* The request *
Leave the pictures out. Return all other data exactly.

• • • •

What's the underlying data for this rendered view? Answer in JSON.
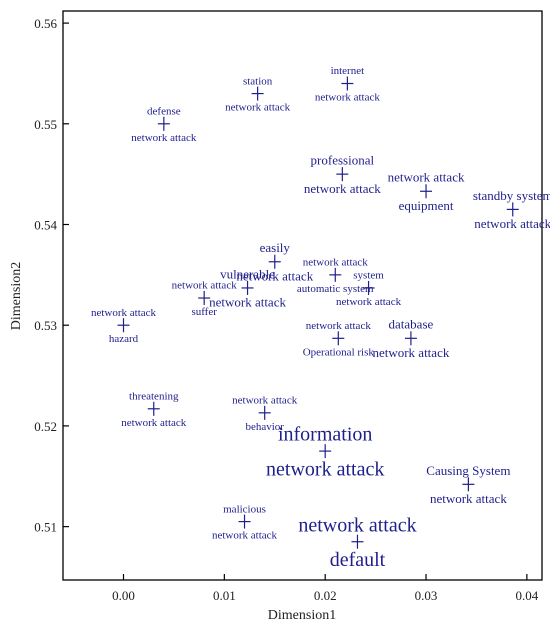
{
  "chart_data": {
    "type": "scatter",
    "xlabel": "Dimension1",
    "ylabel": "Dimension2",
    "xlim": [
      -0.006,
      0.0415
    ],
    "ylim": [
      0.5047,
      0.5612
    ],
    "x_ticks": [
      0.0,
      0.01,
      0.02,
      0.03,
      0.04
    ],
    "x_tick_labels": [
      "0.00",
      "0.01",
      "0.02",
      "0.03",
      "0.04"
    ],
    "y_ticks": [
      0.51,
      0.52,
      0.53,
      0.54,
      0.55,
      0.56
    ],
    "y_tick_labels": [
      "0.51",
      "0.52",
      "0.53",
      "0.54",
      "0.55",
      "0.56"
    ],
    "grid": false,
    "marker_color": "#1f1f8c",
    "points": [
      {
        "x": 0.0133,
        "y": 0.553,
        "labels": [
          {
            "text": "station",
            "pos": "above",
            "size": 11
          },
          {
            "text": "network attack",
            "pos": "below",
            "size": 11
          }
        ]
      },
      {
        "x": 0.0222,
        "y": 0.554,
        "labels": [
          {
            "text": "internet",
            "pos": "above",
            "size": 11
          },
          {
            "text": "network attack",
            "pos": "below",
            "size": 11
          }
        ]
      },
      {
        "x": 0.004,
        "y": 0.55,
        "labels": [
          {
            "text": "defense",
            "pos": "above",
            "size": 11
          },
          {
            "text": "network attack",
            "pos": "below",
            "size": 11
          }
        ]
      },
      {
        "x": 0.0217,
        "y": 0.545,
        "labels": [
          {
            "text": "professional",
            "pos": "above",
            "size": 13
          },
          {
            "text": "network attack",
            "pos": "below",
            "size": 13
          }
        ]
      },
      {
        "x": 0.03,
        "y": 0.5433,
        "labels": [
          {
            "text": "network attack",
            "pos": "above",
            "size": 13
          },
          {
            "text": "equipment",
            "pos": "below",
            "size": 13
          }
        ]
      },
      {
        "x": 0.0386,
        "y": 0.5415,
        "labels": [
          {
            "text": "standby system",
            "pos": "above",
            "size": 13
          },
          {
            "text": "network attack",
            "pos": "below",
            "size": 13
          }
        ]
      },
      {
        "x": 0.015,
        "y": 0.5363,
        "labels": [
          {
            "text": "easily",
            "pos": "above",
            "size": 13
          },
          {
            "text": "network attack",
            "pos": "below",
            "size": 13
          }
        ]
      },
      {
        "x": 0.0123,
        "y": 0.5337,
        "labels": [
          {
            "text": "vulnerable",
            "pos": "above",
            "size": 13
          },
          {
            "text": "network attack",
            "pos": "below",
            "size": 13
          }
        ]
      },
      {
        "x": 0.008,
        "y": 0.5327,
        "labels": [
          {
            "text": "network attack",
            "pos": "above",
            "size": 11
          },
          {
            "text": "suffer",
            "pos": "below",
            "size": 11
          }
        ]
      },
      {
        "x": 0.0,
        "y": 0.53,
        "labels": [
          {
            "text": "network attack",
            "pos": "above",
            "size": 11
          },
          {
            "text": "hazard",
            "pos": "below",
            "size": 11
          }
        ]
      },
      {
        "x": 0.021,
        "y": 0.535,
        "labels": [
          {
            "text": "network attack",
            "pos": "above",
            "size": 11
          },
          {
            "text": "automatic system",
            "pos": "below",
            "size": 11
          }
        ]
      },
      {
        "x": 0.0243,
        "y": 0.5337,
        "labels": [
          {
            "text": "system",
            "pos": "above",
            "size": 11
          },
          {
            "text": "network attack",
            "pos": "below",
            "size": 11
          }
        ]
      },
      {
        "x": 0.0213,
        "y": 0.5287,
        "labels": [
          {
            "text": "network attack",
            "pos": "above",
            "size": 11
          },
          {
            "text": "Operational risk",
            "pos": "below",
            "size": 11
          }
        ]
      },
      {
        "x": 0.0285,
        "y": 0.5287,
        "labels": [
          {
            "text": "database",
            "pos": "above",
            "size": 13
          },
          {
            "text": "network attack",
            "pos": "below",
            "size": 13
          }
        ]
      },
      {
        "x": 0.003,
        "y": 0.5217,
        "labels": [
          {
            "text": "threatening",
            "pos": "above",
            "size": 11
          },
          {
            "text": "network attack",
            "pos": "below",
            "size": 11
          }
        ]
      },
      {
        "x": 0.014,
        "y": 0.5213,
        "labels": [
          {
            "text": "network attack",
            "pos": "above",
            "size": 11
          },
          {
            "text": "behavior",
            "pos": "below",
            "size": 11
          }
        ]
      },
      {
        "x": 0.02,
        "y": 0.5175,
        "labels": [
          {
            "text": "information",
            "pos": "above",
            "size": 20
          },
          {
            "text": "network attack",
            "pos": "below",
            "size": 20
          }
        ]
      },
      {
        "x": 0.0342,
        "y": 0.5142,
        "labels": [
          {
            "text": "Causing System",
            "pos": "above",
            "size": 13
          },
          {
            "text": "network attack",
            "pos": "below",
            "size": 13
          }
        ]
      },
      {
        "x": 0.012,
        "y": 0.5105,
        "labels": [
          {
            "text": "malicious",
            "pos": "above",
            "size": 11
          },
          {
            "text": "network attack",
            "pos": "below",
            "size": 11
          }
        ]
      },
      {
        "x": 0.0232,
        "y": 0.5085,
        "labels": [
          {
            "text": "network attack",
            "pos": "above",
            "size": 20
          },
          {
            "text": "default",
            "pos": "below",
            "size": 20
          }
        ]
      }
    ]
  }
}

• • • •

* Task response *
What's the underlying data for this rendered view? Answer in JSON.
{
  "chart_data": {
    "type": "scatter",
    "xlabel": "Dimension1",
    "ylabel": "Dimension2",
    "xlim": [
      -0.006,
      0.0415
    ],
    "ylim": [
      0.5047,
      0.5612
    ],
    "x_ticks": [
      0.0,
      0.01,
      0.02,
      0.03,
      0.04
    ],
    "x_tick_labels": [
      "0.00",
      "0.01",
      "0.02",
      "0.03",
      "0.04"
    ],
    "y_ticks": [
      0.51,
      0.52,
      0.53,
      0.54,
      0.55,
      0.56
    ],
    "y_tick_labels": [
      "0.51",
      "0.52",
      "0.53",
      "0.54",
      "0.55",
      "0.56"
    ],
    "grid": false,
    "marker_color": "#1f1f8c",
    "points": [
      {
        "x": 0.0133,
        "y": 0.553,
        "labels": [
          {
            "text": "station",
            "pos": "above",
            "size": 11
          },
          {
            "text": "network attack",
            "pos": "below",
            "size": 11
          }
        ]
      },
      {
        "x": 0.0222,
        "y": 0.554,
        "labels": [
          {
            "text": "internet",
            "pos": "above",
            "size": 11
          },
          {
            "text": "network attack",
            "pos": "below",
            "size": 11
          }
        ]
      },
      {
        "x": 0.004,
        "y": 0.55,
        "labels": [
          {
            "text": "defense",
            "pos": "above",
            "size": 11
          },
          {
            "text": "network attack",
            "pos": "below",
            "size": 11
          }
        ]
      },
      {
        "x": 0.0217,
        "y": 0.545,
        "labels": [
          {
            "text": "professional",
            "pos": "above",
            "size": 13
          },
          {
            "text": "network attack",
            "pos": "below",
            "size": 13
          }
        ]
      },
      {
        "x": 0.03,
        "y": 0.5433,
        "labels": [
          {
            "text": "network attack",
            "pos": "above",
            "size": 13
          },
          {
            "text": "equipment",
            "pos": "below",
            "size": 13
          }
        ]
      },
      {
        "x": 0.0386,
        "y": 0.5415,
        "labels": [
          {
            "text": "standby system",
            "pos": "above",
            "size": 13
          },
          {
            "text": "network attack",
            "pos": "below",
            "size": 13
          }
        ]
      },
      {
        "x": 0.015,
        "y": 0.5363,
        "labels": [
          {
            "text": "easily",
            "pos": "above",
            "size": 13
          },
          {
            "text": "network attack",
            "pos": "below",
            "size": 13
          }
        ]
      },
      {
        "x": 0.0123,
        "y": 0.5337,
        "labels": [
          {
            "text": "vulnerable",
            "pos": "above",
            "size": 13
          },
          {
            "text": "network attack",
            "pos": "below",
            "size": 13
          }
        ]
      },
      {
        "x": 0.008,
        "y": 0.5327,
        "labels": [
          {
            "text": "network attack",
            "pos": "above",
            "size": 11
          },
          {
            "text": "suffer",
            "pos": "below",
            "size": 11
          }
        ]
      },
      {
        "x": 0.0,
        "y": 0.53,
        "labels": [
          {
            "text": "network attack",
            "pos": "above",
            "size": 11
          },
          {
            "text": "hazard",
            "pos": "below",
            "size": 11
          }
        ]
      },
      {
        "x": 0.021,
        "y": 0.535,
        "labels": [
          {
            "text": "network attack",
            "pos": "above",
            "size": 11
          },
          {
            "text": "automatic system",
            "pos": "below",
            "size": 11
          }
        ]
      },
      {
        "x": 0.0243,
        "y": 0.5337,
        "labels": [
          {
            "text": "system",
            "pos": "above",
            "size": 11
          },
          {
            "text": "network attack",
            "pos": "below",
            "size": 11
          }
        ]
      },
      {
        "x": 0.0213,
        "y": 0.5287,
        "labels": [
          {
            "text": "network attack",
            "pos": "above",
            "size": 11
          },
          {
            "text": "Operational risk",
            "pos": "below",
            "size": 11
          }
        ]
      },
      {
        "x": 0.0285,
        "y": 0.5287,
        "labels": [
          {
            "text": "database",
            "pos": "above",
            "size": 13
          },
          {
            "text": "network attack",
            "pos": "below",
            "size": 13
          }
        ]
      },
      {
        "x": 0.003,
        "y": 0.5217,
        "labels": [
          {
            "text": "threatening",
            "pos": "above",
            "size": 11
          },
          {
            "text": "network attack",
            "pos": "below",
            "size": 11
          }
        ]
      },
      {
        "x": 0.014,
        "y": 0.5213,
        "labels": [
          {
            "text": "network attack",
            "pos": "above",
            "size": 11
          },
          {
            "text": "behavior",
            "pos": "below",
            "size": 11
          }
        ]
      },
      {
        "x": 0.02,
        "y": 0.5175,
        "labels": [
          {
            "text": "information",
            "pos": "above",
            "size": 20
          },
          {
            "text": "network attack",
            "pos": "below",
            "size": 20
          }
        ]
      },
      {
        "x": 0.0342,
        "y": 0.5142,
        "labels": [
          {
            "text": "Causing System",
            "pos": "above",
            "size": 13
          },
          {
            "text": "network attack",
            "pos": "below",
            "size": 13
          }
        ]
      },
      {
        "x": 0.012,
        "y": 0.5105,
        "labels": [
          {
            "text": "malicious",
            "pos": "above",
            "size": 11
          },
          {
            "text": "network attack",
            "pos": "below",
            "size": 11
          }
        ]
      },
      {
        "x": 0.0232,
        "y": 0.5085,
        "labels": [
          {
            "text": "network attack",
            "pos": "above",
            "size": 20
          },
          {
            "text": "default",
            "pos": "below",
            "size": 20
          }
        ]
      }
    ]
  }
}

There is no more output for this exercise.